Problem set →
1. In the comment thread about Jonah, what was Jonah doing when Kinga and Max trapped him?
2. Write the next part of the comment thread about Jonah, picking up right after its final sentence.

Document passage →
Also, he did get eaten and somehow expelled by Max’s pet (and nearly stranded forever in deep space), after being almost forced into marriage. It’s hard to fault him for being less than thrilled with all that.
I leave it up to greater minds than my own as to whether or not S12’s conclusion is him rising to the occasion or sinking to the level of his captors. Either way, I’m interested in seeing how it plays out.
A worthy thought experiment, but let’s not overcomplicate things too much: Jonah was trapped by Kinga and Max in the first place because he was responding to a distress call on the Moon. Categorically NOT evil.
Jonah just seemed to be on a higher job tier to me than Joel (Jonah being trusted with space travel stuff while Joel was just the janitor of the place). So Jonah would have the thinking and possible higher desire to depart than Joel did, since Joel was more used to being in one spot for long durations. Possibly explains why Mike wanted to escape more too, being a temp who was used to going from place to place.
See, you could argue that he was some sort of space pirate looking for a vulnerable crew to pillage, but I think the purposeful way in which he says “Someone needs my help!” during the opening militates against that possibility. Jonah may not be perfect, but he’s definitely at least Neutral Good.

Given data →
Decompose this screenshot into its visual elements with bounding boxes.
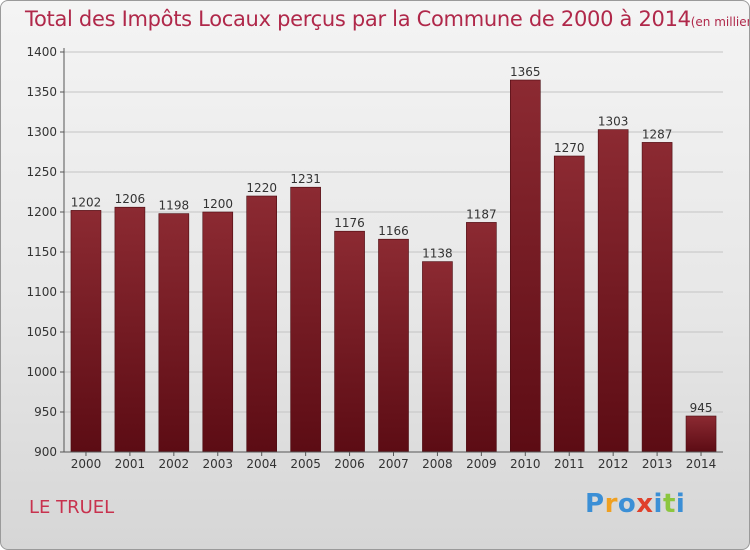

Results of the exercise →
1. He was responding to a distress call on the Moon.

2.
Will nobody investigate what innocent village all those giant rocks he was transporting landed on after he set them loose to act the hero? I bet his name is now a curse in that culture.
Nah. They just landed on another Moon’s frontier and sat there until some poor schmoe of a prospector tried to reach them before a rich career criminal’s flunkies did.
Given that he was close to the Moon and heading over to the dark side thereof, the odds of those rocks hitting anything but the surface of the Moon itself which (except for Kinga and her cronies) appears to be uninhabited are extremely small. The largest gravitational source to Jonah is the Moon itself and while only 1/6 the gravity of the Earth, the Moon is still way closer to those rocks. So nothing is likely to come of those rocks except that they are lost to the Gizmonic Institute.
In all likelihood, this is true. Unless he (inadvertantly? deliberately?) used the moon for a gravitational slingshot maneuver to fling his payload at Earth. Or he could have used the Moon to fling the payload into a cislunar, barycentric, or heliocentric orbit. Orbital mechanics are tricksy that way, and we just. Don’t. Know.
Were those actually rocks? Or was Jonah a poacher of endangered space creatures that merely looked like rocks? And he ditched them to answer an SOS to appease his last shred of conscience??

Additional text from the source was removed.